- **Показанный текст**
* * * * * * * * *

Бывают мирные эпохи без полководцев. Бывают спокойные эпохи без великих открытий. Бывают неяркие эпохи без взрывных, переворачивающих мир талантов. Не может быть эпохи без людей, делающих дело. Вернее, может, только эта эпоха надолго не затянется, ее сменит другая, в сравнении с которой любая постапокалиптика покажется идиллией.
И нынешний конкурс — дань чувству справедливости, попытка хоть как-то изменить баланс литературных весов в пользу тех, кто создает и хранит.
Открывает сборник городская фэнтези. Наше время, наша страна, наши люди и не только люди. Название раздела «Ангел-хранитель» говорит само за себя, только — ангел ангелу рознь, да и внешность у ангела может оказаться такой, что коллеги не упадут в обморок лишь по причине форс-мажора: некогда падать — хранить надо. И хранят в меру сил и способностей.

* * * * * * * * *

- **Сохранённые записи**
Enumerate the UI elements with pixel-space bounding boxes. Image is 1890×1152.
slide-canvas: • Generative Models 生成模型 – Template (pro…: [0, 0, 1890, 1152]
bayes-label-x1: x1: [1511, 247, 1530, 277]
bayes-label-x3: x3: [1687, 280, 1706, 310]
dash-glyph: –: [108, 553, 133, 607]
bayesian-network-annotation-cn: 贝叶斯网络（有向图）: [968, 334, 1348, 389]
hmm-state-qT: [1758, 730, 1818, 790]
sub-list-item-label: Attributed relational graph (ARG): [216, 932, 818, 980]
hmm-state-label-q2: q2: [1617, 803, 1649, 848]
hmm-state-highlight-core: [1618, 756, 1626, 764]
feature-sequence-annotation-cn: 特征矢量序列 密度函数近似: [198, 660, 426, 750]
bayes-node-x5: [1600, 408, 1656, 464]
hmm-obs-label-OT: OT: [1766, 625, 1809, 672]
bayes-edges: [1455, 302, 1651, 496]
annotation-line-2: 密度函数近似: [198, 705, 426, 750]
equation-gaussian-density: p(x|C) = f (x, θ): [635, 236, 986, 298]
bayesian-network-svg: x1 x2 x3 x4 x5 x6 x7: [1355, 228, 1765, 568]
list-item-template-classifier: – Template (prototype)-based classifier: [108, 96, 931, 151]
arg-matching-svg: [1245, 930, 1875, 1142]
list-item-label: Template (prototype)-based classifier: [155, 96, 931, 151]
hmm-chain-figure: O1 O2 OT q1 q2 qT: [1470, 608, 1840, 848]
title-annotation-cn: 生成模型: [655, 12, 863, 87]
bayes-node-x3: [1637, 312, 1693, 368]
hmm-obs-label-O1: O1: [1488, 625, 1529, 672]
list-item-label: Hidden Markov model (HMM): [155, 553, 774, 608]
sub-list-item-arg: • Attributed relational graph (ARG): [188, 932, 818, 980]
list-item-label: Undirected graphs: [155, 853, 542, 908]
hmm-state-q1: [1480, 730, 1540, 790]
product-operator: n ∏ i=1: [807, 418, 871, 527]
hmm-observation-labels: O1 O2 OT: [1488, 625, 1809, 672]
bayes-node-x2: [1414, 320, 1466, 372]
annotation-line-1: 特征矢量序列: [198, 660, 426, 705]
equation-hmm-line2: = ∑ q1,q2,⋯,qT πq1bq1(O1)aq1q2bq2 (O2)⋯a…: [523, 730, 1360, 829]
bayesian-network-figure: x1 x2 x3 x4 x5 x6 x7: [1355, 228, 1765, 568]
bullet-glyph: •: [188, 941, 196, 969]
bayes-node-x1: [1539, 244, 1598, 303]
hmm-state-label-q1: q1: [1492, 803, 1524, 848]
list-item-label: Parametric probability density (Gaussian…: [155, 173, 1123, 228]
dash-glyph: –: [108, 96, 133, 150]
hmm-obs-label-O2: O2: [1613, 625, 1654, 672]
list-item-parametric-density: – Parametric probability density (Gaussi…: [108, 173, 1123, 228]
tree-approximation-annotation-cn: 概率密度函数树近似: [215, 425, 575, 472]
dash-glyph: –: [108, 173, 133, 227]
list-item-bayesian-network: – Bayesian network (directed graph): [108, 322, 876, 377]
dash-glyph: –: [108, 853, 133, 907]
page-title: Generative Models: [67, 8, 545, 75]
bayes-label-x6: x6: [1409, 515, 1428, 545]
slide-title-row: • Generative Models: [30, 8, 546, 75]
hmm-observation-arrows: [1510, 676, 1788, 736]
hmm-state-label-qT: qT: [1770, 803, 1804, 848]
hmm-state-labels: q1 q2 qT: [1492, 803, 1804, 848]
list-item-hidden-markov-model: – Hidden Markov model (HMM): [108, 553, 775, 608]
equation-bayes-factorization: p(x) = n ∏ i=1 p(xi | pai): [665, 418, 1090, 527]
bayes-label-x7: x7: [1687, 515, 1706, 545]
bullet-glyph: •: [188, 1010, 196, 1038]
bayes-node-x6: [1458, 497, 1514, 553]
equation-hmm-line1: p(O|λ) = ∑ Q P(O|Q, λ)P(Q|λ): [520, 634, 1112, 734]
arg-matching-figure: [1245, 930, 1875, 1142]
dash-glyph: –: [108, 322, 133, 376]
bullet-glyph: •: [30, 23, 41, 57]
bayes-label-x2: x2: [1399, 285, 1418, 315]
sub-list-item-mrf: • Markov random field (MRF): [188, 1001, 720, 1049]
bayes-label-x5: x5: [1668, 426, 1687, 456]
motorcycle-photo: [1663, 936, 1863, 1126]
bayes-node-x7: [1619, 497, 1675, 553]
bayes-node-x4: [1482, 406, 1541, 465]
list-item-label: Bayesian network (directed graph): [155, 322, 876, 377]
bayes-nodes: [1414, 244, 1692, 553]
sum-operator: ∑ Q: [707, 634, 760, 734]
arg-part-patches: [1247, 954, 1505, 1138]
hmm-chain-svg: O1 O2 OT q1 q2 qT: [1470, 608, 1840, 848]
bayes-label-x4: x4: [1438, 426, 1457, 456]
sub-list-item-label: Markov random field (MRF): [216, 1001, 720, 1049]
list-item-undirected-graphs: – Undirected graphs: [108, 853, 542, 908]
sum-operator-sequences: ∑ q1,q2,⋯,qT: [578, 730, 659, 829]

* * * * * * * * *

- **Список заданий**
a – Почему, судя по предисловию к сборнику, коллеги ангела не падают в обморок от его внешности?
b – Какие эпохи, по словам предисловия к сборнику, бывают? Назовите все и укажите, чего нет в каждой из них.
c – Допишите следующий абзац предисловия к сборнику.

- **Ответы по заданиям**
a – Их удерживает только форс-мажор: падать некогда, потому что надо хранить.

b –
- Мирные эпохи: в них нет полководцев.
- Спокойные эпохи: в них нет великих открытий.
- Неяркие эпохи: в них нет взрывных, переворачивающих мир талантов.

c –
Разные они, эти хранители, — и профессии у них разные, и рабочий инструмент. Три добрых молодца из трех не самых добрых миров («Ангел-хранитель»), столкнувшись под московскими елками, действуют по обстановке, превращая в оружие все, что под руку подвернется. Подозрительный тип Вовка и заподозривший его участковый («Заступник») лезут к черту в зубы с «АКСУ», мечом и святой водой. Таинственный Степан («Дворник на радуге») больше надеется на метлу, ведь он в самом деле работает дворником и убирает мусор. Не только тот, безобидный, что заметен каждому. Ну а что делать простому российскому оборотню («Песец для котенка»)? У бедняги в волчьей ипостаси только и есть, что зубы, нюх и… совесть, которая и вынуждает его нарушить обязательные для всех оборотней РФ правила проживания. И угодить в ангелы-хранители… А что граждане приняли его за одичавшую овчарку, так это даже хорошо. Каков же он все-таки — наш ангел? Нелюдь, пришелец, специально обученный рыцарь или любой из нас? Обычный человек с обычными делами, заботами, страхами? Вышел в оказавшийся роковым вечер из метро, но до дома так и не добрался. И теперь бросает на кон негаданное бессмертие, спасая уже чужую жизнь («Сорок вторая»). Зная, что напрасно, что сроки вышли, что судьбу не изменить, — и все равно пытаясь отменить неотменимое. Человек может так мало, человек может так много… Эта тема красной нитью проходит через следующий раздел, объединивший то, что в старину назвали бы притчами.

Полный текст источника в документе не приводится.